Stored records

※

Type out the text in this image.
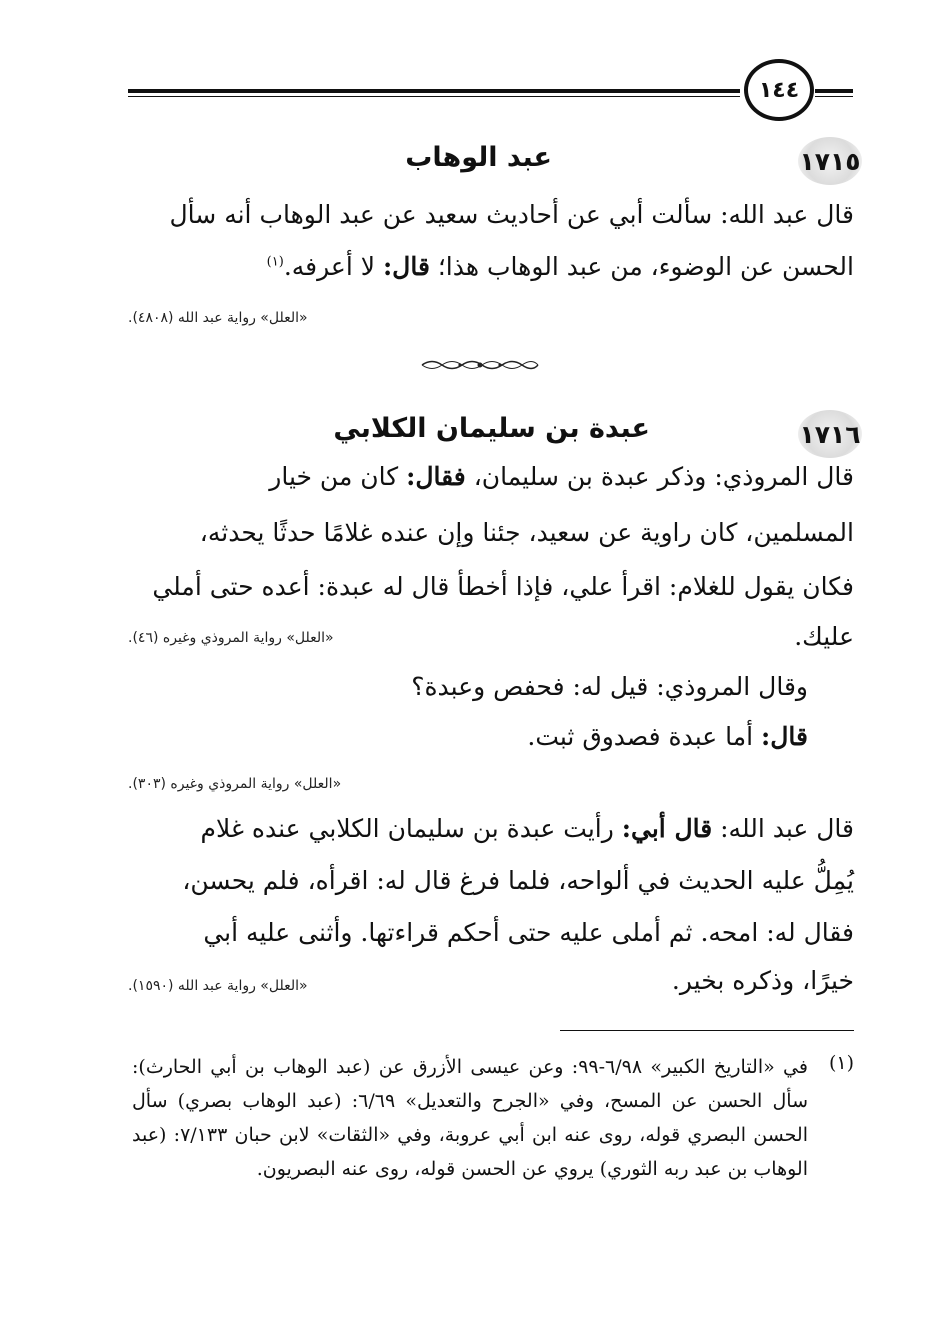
١٤٤
١٧١٥
عبد الوهاب
قال عبد الله: سألت أبي عن أحاديث سعيد عن عبد الوهاب أنه سأل
الحسن عن الوضوء، من عبد الوهاب هذا؛ قال: لا أعرفه.$^{(١)}$
«العلل» رواية عبد الله (٤٨٠٨).
١٧١٦
عبدة بن سليمان الكلابي
قال المروذي: وذكر عبدة بن سليمان، فقال: كان من خيار
المسلمين، كان راوية عن سعيد، جئنا وإن عنده غلامًا حدثًا يحدثه،
فكان يقول للغلام: اقرأ علي، فإذا أخطأ قال له عبدة: أعده حتى أملي
عليك.
«العلل» رواية المروذي وغيره (٤٦).
وقال المروذي: قيل له: فحفص وعبدة؟
قال: أما عبدة فصدوق ثبت.
«العلل» رواية المروذي وغيره (٣٠٣).
قال عبد الله: قال أبي: رأيت عبدة بن سليمان الكلابي عنده غلام
يُمِلُّ عليه الحديث في ألواحه، فلما فرغ قال له: اقرأه، فلم يحسن،
فقال له: امحه. ثم أملى عليه حتى أحكم قراءتها. وأثنى عليه أبي
خيرًا، وذكره بخير.
«العلل» رواية عبد الله (١٥٩٠).
(١)
في «التاريخ الكبير» ٦/٩٨-٩٩: وعن عيسى الأزرق عن (عبد الوهاب بن أبي الحارث): سأل الحسن عن المسح، وفي «الجرح والتعديل» ٦/٦٩: (عبد الوهاب بصري) سأل الحسن البصري قوله، روى عنه ابن أبي عروبة، وفي «الثقات» لابن حبان ٧/١٣٣: (عبد الوهاب بن عبد ربه الثوري) يروي عن الحسن قوله، روى عنه البصريون.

※

STATED PROBLEM
Extract the entries in full, exactly as they are, minus the pictures.

RESPONSE
Type out the text in this image.
١٤٤
١٧١٥
عبد الوهاب
قال عبد الله: سألت أبي عن أحاديث سعيد عن عبد الوهاب أنه سأل
الحسن عن الوضوء، من عبد الوهاب هذا؛ قال: لا أعرفه.$^{(١)}$
«العلل» رواية عبد الله (٤٨٠٨).
١٧١٦
عبدة بن سليمان الكلابي
قال المروذي: وذكر عبدة بن سليمان، فقال: كان من خيار
المسلمين، كان راوية عن سعيد، جئنا وإن عنده غلامًا حدثًا يحدثه،
فكان يقول للغلام: اقرأ علي، فإذا أخطأ قال له عبدة: أعده حتى أملي
عليك.
«العلل» رواية المروذي وغيره (٤٦).
وقال المروذي: قيل له: فحفص وعبدة؟
قال: أما عبدة فصدوق ثبت.
«العلل» رواية المروذي وغيره (٣٠٣).
قال عبد الله: قال أبي: رأيت عبدة بن سليمان الكلابي عنده غلام
يُمِلُّ عليه الحديث في ألواحه، فلما فرغ قال له: اقرأه، فلم يحسن،
فقال له: امحه. ثم أملى عليه حتى أحكم قراءتها. وأثنى عليه أبي
خيرًا، وذكره بخير.
«العلل» رواية عبد الله (١٥٩٠).
(١)
في «التاريخ الكبير» ٦/٩٨-٩٩: وعن عيسى الأزرق عن (عبد الوهاب بن أبي الحارث): سأل الحسن عن المسح، وفي «الجرح والتعديل» ٦/٦٩: (عبد الوهاب بصري) سأل الحسن البصري قوله، روى عنه ابن أبي عروبة، وفي «الثقات» لابن حبان ٧/١٣٣: (عبد الوهاب بن عبد ربه الثوري) يروي عن الحسن قوله، روى عنه البصريون.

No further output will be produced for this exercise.